Given exercise.
Reproduce verbatim the lines of the records starting with the line containing "bar-active-idle [73, 68, 134, 90]" and continuing through the line containing "logo-top-text: tom's [109, 2, 147, 19]".

Data for processing.
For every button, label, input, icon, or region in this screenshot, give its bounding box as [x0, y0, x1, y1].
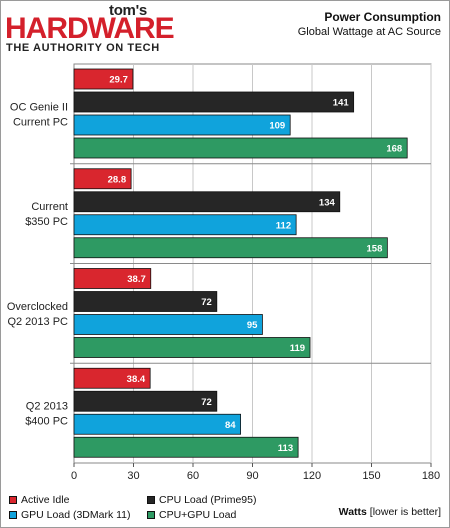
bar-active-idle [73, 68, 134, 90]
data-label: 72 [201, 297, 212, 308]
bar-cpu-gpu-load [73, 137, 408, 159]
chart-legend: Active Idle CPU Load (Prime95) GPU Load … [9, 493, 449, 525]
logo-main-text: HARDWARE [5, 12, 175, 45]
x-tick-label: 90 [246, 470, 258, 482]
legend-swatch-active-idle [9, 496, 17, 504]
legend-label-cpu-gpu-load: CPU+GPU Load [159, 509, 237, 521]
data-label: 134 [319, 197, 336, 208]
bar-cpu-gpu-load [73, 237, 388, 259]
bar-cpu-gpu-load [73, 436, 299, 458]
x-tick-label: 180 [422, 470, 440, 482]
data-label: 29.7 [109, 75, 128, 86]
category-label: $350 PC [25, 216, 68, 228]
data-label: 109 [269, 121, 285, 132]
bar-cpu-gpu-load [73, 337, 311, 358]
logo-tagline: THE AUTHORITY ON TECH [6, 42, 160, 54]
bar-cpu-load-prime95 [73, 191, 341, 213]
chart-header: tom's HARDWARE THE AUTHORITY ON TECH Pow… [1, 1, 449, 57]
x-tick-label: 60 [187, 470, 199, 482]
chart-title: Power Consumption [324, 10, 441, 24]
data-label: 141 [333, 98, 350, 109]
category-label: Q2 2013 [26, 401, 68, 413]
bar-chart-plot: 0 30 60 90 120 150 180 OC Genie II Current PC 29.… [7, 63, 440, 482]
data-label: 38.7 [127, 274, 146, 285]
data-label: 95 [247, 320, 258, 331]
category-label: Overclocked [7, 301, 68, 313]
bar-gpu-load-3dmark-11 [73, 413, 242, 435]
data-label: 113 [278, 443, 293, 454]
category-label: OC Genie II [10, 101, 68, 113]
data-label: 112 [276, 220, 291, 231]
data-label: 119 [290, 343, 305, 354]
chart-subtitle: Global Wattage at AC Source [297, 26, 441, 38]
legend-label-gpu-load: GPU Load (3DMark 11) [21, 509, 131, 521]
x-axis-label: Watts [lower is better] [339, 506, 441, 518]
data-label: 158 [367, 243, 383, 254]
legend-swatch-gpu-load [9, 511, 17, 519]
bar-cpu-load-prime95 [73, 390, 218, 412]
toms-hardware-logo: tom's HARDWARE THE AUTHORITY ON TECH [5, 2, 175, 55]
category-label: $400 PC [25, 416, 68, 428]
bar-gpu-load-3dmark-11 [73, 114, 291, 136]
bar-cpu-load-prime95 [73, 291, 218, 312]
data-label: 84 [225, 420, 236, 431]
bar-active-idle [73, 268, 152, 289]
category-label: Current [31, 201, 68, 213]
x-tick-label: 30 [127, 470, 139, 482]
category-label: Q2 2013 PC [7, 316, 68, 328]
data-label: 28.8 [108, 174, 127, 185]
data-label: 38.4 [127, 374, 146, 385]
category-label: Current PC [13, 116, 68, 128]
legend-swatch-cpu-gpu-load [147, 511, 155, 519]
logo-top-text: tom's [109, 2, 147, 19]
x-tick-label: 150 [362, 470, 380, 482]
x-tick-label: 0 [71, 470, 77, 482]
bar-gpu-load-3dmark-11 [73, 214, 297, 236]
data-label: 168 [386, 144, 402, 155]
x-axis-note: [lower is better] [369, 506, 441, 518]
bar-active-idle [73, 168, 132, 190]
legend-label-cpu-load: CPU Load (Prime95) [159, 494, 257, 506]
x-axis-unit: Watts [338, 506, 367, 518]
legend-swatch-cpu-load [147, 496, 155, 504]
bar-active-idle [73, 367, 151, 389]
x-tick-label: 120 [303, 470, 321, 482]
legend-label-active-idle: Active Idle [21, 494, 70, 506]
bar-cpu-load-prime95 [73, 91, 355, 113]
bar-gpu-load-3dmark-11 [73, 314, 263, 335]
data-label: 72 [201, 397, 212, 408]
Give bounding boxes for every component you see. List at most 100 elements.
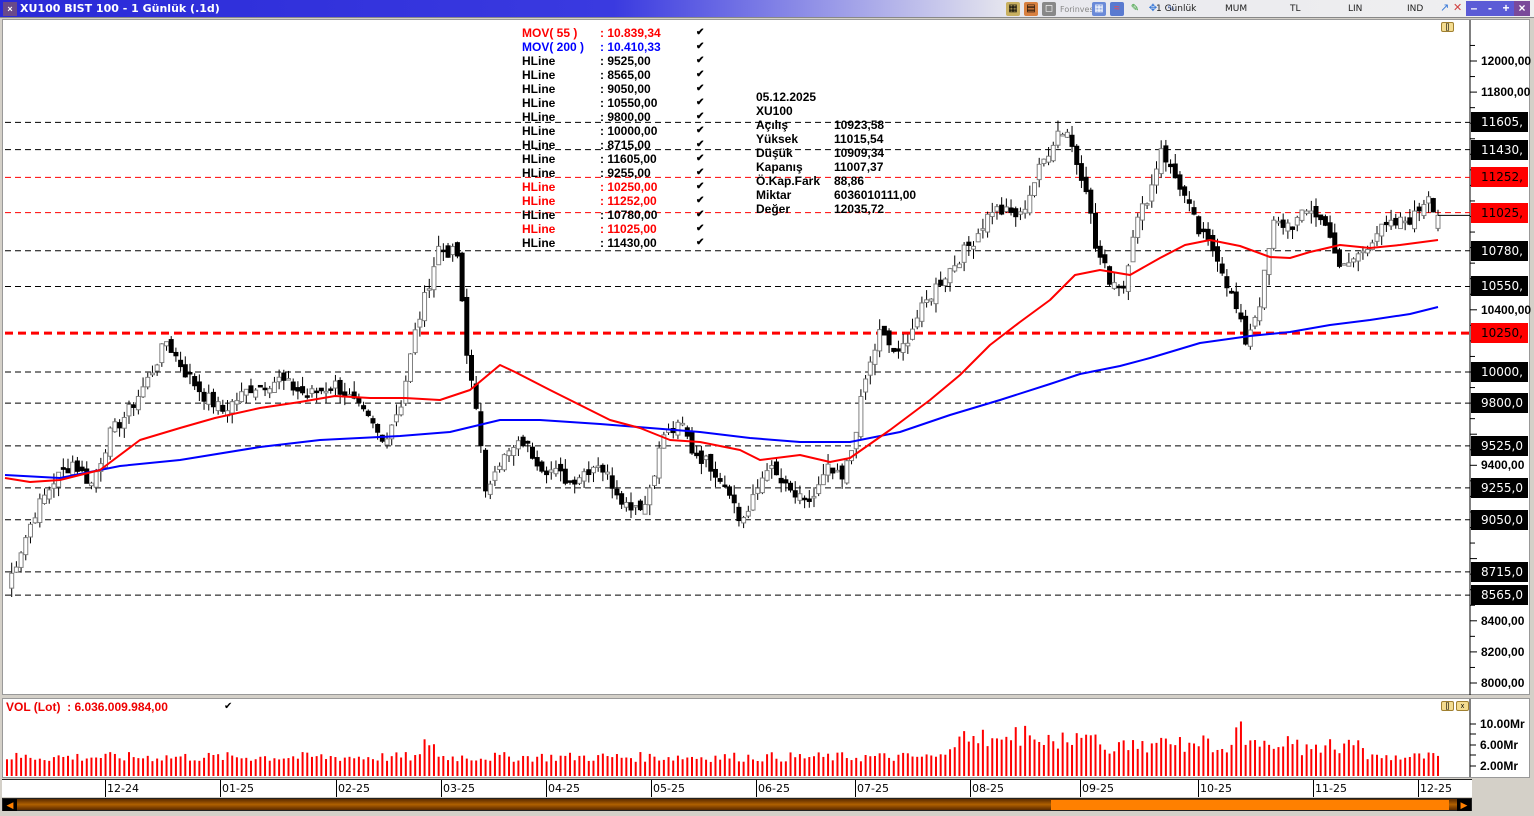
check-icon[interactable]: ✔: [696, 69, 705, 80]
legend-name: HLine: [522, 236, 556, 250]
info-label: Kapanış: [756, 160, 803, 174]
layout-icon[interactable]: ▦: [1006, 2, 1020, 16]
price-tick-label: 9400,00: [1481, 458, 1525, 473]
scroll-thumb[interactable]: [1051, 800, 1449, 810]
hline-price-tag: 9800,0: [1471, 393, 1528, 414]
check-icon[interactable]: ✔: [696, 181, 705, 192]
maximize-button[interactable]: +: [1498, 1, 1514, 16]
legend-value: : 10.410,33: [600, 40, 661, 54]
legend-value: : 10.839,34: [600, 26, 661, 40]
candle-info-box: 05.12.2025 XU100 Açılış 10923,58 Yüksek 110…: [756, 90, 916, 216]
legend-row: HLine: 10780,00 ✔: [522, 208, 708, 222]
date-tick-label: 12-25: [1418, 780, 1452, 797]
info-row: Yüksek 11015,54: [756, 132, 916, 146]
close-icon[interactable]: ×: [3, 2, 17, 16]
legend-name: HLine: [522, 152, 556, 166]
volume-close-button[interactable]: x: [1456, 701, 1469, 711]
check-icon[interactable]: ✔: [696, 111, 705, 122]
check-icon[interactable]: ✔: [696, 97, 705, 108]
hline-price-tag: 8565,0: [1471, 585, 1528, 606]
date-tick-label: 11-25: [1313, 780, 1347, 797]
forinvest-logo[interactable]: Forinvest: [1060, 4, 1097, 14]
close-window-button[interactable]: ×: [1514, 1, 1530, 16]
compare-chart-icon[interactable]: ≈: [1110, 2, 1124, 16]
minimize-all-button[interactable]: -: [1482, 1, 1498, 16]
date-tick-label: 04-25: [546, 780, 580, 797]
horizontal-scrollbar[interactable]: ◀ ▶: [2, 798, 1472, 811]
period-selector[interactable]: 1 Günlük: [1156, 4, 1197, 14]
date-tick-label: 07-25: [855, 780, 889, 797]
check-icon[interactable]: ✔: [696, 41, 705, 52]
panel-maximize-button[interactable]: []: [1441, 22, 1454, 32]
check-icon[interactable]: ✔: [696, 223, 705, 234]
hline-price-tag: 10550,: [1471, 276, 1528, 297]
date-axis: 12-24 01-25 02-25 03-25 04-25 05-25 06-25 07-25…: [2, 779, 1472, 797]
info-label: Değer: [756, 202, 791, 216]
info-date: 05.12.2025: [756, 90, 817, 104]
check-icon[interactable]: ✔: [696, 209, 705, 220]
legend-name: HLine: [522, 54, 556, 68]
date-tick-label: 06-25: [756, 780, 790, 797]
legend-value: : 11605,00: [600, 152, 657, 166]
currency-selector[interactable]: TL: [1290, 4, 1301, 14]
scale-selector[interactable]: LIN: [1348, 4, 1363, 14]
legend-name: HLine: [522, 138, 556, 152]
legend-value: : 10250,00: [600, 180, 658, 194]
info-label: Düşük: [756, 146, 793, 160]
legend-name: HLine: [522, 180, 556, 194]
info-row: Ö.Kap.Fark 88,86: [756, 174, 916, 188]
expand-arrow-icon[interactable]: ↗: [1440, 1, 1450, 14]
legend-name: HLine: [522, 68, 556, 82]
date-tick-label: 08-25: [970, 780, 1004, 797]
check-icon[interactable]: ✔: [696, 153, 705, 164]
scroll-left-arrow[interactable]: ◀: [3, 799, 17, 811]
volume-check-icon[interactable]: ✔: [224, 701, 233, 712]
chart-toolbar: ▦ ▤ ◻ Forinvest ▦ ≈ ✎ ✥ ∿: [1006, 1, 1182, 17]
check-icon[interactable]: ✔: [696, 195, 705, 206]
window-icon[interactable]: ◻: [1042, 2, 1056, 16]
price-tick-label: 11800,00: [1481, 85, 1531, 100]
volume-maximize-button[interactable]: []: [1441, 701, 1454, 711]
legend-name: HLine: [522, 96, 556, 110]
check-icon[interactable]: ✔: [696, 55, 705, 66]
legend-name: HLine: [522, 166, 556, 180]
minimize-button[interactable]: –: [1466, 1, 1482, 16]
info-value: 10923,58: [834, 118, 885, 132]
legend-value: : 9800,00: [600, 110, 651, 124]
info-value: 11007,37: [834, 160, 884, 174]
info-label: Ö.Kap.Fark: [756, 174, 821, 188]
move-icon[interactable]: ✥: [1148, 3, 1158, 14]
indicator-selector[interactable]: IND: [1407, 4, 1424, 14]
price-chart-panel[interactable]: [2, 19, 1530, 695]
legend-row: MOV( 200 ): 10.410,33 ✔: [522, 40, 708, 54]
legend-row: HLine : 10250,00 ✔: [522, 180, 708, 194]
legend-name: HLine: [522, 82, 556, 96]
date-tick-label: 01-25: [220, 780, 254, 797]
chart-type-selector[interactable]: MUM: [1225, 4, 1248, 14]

Result of this exercise.
bar-active-idle [73, 68, 134, 90]
data-label: 72 [201, 297, 212, 308]
bar-cpu-gpu-load [73, 137, 408, 159]
chart-legend: Active Idle CPU Load (Prime95) GPU Load … [9, 493, 449, 525]
logo-main-text: HARDWARE [5, 12, 175, 45]
x-tick-label: 90 [246, 470, 258, 482]
legend-swatch-active-idle [9, 496, 17, 504]
legend-label-cpu-gpu-load: CPU+GPU Load [159, 509, 237, 521]
data-label: 134 [319, 197, 336, 208]
bar-cpu-gpu-load [73, 237, 388, 259]
bar-cpu-gpu-load [73, 436, 299, 458]
x-tick-label: 180 [422, 470, 440, 482]
data-label: 29.7 [109, 75, 128, 86]
category-label: $350 PC [25, 216, 68, 228]
data-label: 109 [269, 121, 285, 132]
bar-cpu-gpu-load [73, 337, 311, 358]
logo-tagline: THE AUTHORITY ON TECH [6, 42, 160, 54]
bar-cpu-load-prime95 [73, 191, 341, 213]
chart-header: tom's HARDWARE THE AUTHORITY ON TECH Pow… [1, 1, 449, 57]
x-tick-label: 60 [187, 470, 199, 482]
chart-title: Power Consumption [324, 10, 441, 24]
data-label: 141 [333, 98, 350, 109]
category-label: Q2 2013 [26, 401, 68, 413]
bar-chart-plot: 0 30 60 90 120 150 180 OC Genie II Current PC 29.… [7, 63, 440, 482]
data-label: 38.7 [127, 274, 146, 285]
data-label: 95 [247, 320, 258, 331]
category-label: Overclocked [7, 301, 68, 313]
bar-gpu-load-3dmark-11 [73, 413, 242, 435]
data-label: 113 [278, 443, 293, 454]
category-label: OC Genie II [10, 101, 68, 113]
data-label: 112 [276, 220, 291, 231]
data-label: 119 [290, 343, 305, 354]
chart-subtitle: Global Wattage at AC Source [297, 26, 441, 38]
legend-label-gpu-load: GPU Load (3DMark 11) [21, 509, 131, 521]
x-axis-label: Watts [lower is better] [339, 506, 441, 518]
data-label: 158 [367, 243, 383, 254]
legend-swatch-gpu-load [9, 511, 17, 519]
bar-cpu-load-prime95 [73, 390, 218, 412]
toms-hardware-logo: tom's HARDWARE THE AUTHORITY ON TECH [5, 2, 175, 55]
category-label: $400 PC [25, 416, 68, 428]
bar-gpu-load-3dmark-11 [73, 114, 291, 136]
bar-cpu-load-prime95 [73, 291, 218, 312]
data-label: 84 [225, 420, 236, 431]
bar-active-idle [73, 268, 152, 289]
category-label: Current [31, 201, 68, 213]
x-tick-label: 30 [127, 470, 139, 482]
category-label: Q2 2013 PC [7, 316, 68, 328]
data-label: 28.8 [108, 174, 127, 185]
data-label: 38.4 [127, 374, 146, 385]
category-label: Current PC [13, 116, 68, 128]
legend-swatch-cpu-gpu-load [147, 511, 155, 519]
logo-top-text: tom's [109, 2, 147, 19]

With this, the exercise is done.